** start Recorded data **

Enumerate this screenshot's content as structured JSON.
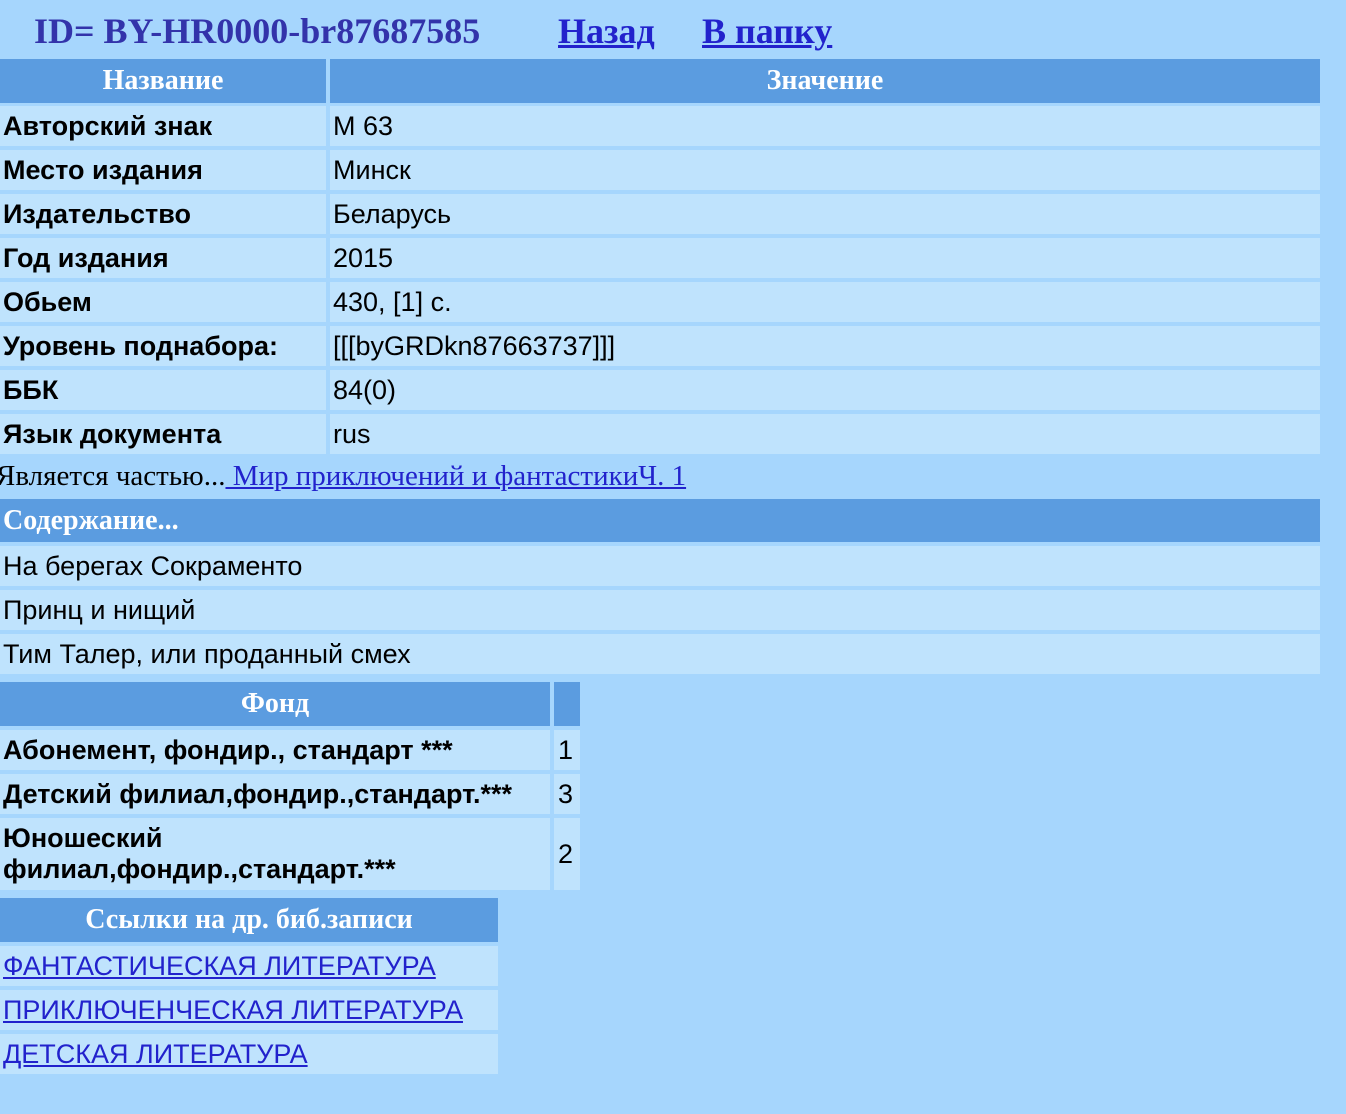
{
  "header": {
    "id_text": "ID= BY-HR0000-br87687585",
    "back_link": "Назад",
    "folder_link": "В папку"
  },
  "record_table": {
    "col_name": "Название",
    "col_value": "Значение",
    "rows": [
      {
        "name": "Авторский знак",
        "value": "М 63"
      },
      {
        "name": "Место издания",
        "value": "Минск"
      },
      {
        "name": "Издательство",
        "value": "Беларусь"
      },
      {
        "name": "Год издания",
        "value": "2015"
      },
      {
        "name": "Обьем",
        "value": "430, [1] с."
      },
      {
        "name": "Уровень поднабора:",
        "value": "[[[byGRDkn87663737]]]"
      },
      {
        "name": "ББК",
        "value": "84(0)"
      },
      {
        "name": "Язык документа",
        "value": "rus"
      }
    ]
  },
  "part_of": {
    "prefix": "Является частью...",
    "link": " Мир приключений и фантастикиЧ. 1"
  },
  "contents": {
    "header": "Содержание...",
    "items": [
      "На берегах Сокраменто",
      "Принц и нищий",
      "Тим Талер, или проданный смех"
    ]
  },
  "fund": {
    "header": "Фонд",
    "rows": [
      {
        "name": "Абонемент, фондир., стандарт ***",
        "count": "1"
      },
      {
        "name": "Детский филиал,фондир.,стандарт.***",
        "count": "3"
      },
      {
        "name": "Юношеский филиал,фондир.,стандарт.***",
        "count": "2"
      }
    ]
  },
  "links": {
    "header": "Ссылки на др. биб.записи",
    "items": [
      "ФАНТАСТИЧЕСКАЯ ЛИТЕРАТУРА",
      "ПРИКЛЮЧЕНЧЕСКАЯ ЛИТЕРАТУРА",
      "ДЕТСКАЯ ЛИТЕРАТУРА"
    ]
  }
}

** end Recorded data **

▸ **Exercise**
Print out the material word for word, omitting the pictures.

▸ **Solution to the exercise**
Enumerate this screenshot's content as structured JSON.
{
  "header": {
    "id_text": "ID= BY-HR0000-br87687585",
    "back_link": "Назад",
    "folder_link": "В папку"
  },
  "record_table": {
    "col_name": "Название",
    "col_value": "Значение",
    "rows": [
      {
        "name": "Авторский знак",
        "value": "М 63"
      },
      {
        "name": "Место издания",
        "value": "Минск"
      },
      {
        "name": "Издательство",
        "value": "Беларусь"
      },
      {
        "name": "Год издания",
        "value": "2015"
      },
      {
        "name": "Обьем",
        "value": "430, [1] с."
      },
      {
        "name": "Уровень поднабора:",
        "value": "[[[byGRDkn87663737]]]"
      },
      {
        "name": "ББК",
        "value": "84(0)"
      },
      {
        "name": "Язык документа",
        "value": "rus"
      }
    ]
  },
  "part_of": {
    "prefix": "Является частью...",
    "link": " Мир приключений и фантастикиЧ. 1"
  },
  "contents": {
    "header": "Содержание...",
    "items": [
      "На берегах Сокраменто",
      "Принц и нищий",
      "Тим Талер, или проданный смех"
    ]
  },
  "fund": {
    "header": "Фонд",
    "rows": [
      {
        "name": "Абонемент, фондир., стандарт ***",
        "count": "1"
      },
      {
        "name": "Детский филиал,фондир.,стандарт.***",
        "count": "3"
      },
      {
        "name": "Юношеский филиал,фондир.,стандарт.***",
        "count": "2"
      }
    ]
  },
  "links": {
    "header": "Ссылки на др. биб.записи",
    "items": [
      "ФАНТАСТИЧЕСКАЯ ЛИТЕРАТУРА",
      "ПРИКЛЮЧЕНЧЕСКАЯ ЛИТЕРАТУРА",
      "ДЕТСКАЯ ЛИТЕРАТУРА"
    ]
  }
}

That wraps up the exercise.